* _PROBLEM STATEMENT_:
Look through the data below. Show each line where the string "true" occurs.

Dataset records
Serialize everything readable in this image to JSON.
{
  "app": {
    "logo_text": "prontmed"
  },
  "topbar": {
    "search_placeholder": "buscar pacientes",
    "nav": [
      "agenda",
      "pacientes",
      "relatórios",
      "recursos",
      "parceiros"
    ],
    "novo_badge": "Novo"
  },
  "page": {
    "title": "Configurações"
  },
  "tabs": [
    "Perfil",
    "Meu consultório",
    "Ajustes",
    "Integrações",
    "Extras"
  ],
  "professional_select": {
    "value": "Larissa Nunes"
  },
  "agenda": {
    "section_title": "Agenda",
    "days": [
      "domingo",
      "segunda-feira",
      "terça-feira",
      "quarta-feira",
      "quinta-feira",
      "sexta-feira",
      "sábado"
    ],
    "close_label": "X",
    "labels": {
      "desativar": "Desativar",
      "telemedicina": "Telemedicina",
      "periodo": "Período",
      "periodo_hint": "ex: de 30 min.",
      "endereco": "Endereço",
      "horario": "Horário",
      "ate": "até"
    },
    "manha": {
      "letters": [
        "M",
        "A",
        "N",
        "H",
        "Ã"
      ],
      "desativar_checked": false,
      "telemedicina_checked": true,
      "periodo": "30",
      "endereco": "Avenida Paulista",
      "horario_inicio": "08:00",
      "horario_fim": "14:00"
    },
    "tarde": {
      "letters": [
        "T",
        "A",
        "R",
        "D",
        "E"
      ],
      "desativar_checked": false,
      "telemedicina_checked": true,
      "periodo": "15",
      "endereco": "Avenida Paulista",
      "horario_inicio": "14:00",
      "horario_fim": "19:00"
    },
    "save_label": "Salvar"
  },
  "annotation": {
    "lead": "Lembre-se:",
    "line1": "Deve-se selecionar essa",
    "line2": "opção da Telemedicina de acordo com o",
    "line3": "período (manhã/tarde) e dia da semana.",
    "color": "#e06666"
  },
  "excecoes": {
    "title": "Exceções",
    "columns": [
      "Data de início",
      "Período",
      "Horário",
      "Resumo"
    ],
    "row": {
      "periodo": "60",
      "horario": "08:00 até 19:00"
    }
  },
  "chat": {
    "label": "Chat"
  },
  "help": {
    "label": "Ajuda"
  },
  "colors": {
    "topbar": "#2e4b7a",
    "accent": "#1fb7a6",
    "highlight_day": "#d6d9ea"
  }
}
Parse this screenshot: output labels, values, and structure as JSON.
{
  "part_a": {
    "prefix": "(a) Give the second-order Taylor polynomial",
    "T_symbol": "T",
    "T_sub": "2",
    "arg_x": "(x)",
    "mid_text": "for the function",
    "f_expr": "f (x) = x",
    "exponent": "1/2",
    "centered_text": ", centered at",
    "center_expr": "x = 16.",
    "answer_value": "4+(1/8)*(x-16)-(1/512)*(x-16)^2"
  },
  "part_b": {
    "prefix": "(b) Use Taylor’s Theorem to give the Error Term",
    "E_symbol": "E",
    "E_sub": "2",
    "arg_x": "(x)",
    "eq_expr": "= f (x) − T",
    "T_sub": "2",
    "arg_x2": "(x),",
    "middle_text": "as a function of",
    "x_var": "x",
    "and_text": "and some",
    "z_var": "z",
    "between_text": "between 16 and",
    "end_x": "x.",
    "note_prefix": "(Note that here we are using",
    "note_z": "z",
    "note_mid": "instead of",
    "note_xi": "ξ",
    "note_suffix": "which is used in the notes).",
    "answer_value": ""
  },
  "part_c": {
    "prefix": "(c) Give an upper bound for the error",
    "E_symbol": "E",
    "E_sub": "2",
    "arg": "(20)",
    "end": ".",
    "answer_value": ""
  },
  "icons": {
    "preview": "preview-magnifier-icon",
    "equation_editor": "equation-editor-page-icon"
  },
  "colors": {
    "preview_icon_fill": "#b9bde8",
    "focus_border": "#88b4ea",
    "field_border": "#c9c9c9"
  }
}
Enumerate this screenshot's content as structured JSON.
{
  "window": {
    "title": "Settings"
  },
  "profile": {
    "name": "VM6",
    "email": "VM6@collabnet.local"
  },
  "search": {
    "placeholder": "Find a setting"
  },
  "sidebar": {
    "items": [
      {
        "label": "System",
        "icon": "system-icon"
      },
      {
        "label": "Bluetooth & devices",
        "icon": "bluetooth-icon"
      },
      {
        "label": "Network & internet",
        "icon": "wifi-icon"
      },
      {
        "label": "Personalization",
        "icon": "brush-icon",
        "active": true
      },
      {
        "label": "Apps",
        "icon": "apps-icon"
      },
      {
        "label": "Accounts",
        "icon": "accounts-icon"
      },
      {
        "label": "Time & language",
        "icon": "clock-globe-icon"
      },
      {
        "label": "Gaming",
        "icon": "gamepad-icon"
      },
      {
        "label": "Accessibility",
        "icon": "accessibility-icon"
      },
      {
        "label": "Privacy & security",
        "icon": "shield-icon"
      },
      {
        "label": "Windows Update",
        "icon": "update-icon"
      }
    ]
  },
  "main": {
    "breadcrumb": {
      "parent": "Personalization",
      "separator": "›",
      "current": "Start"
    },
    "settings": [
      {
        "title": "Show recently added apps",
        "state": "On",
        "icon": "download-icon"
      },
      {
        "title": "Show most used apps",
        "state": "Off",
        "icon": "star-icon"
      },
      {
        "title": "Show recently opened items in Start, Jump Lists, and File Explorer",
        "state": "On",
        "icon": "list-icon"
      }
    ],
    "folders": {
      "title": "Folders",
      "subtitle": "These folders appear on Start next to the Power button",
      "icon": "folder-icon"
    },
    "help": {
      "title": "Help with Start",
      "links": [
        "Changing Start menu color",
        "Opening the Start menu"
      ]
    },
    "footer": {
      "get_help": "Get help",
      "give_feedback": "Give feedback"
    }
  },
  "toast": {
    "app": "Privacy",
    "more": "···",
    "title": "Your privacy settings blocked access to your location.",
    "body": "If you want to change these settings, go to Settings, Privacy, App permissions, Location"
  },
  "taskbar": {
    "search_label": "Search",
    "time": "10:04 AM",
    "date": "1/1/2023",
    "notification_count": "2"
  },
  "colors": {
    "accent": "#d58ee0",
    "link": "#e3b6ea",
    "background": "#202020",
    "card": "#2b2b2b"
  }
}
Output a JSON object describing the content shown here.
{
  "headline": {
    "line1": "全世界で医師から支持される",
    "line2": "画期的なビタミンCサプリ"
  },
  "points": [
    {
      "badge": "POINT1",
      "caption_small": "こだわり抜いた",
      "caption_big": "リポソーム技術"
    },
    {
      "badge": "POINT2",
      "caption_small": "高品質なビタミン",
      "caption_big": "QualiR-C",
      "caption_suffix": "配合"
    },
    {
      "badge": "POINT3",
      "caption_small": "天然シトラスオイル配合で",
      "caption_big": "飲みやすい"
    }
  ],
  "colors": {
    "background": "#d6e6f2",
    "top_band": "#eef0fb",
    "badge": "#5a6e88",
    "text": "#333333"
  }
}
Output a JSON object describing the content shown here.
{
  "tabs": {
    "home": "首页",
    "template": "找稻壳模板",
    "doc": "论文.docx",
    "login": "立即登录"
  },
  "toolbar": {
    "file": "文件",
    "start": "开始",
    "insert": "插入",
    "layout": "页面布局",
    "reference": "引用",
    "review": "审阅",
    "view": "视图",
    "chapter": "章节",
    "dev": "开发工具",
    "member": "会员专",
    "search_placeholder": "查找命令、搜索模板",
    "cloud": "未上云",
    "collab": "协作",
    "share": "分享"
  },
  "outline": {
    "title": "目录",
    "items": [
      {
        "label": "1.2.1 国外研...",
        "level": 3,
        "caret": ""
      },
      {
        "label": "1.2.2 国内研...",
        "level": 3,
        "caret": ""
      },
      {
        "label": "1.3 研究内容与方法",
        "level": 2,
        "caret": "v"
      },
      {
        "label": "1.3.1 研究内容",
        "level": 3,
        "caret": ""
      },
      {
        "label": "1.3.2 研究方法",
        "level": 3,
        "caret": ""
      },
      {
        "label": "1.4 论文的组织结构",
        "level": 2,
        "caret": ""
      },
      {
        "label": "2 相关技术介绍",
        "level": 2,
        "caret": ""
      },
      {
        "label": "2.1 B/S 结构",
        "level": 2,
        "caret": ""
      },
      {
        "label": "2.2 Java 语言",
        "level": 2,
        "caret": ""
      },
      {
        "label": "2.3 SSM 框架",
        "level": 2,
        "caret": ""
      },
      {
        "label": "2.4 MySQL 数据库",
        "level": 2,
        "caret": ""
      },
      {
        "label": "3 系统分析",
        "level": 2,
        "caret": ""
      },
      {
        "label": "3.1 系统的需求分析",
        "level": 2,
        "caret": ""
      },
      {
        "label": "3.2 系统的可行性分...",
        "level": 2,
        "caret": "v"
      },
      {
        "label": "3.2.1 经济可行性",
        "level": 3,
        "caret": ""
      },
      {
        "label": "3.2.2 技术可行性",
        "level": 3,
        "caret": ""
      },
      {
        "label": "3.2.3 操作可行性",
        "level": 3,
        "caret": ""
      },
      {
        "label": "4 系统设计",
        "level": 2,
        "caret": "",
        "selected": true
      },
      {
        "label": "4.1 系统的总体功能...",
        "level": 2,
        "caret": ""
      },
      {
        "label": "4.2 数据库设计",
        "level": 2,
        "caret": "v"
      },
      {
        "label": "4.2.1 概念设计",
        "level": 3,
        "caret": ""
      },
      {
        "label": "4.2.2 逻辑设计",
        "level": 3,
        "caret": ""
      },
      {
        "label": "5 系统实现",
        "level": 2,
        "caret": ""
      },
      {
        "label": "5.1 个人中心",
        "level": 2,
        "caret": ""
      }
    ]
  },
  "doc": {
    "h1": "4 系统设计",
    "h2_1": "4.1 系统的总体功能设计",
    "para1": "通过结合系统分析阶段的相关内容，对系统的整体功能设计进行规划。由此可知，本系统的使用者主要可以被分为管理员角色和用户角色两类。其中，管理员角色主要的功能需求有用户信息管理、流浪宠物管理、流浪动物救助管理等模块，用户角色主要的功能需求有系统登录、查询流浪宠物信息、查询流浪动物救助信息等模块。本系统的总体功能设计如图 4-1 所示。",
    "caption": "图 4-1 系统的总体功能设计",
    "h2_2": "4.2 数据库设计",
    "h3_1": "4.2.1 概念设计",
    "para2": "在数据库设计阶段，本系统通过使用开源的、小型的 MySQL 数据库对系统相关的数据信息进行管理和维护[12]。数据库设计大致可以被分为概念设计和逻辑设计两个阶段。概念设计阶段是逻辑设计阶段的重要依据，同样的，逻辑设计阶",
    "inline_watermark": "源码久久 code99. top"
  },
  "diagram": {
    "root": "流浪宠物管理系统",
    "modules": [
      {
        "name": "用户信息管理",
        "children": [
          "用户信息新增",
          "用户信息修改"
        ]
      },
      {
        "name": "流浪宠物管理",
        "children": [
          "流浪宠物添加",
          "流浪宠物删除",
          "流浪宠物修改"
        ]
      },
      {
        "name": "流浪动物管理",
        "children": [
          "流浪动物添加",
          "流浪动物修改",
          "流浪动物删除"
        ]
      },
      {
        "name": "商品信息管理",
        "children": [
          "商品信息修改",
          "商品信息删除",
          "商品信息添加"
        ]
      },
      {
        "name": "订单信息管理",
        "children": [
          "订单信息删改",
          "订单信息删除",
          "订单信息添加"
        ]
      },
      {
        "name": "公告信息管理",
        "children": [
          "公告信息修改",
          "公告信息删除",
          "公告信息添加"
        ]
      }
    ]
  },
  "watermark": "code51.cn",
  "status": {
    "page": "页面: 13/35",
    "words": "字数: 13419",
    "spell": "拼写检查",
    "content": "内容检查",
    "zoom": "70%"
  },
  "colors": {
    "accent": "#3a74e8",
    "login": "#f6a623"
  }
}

* _OUTPUT BELOW_:
      "telemedicina_checked": true,
      "telemedicina_checked": true,
        "active": true
        "selected": true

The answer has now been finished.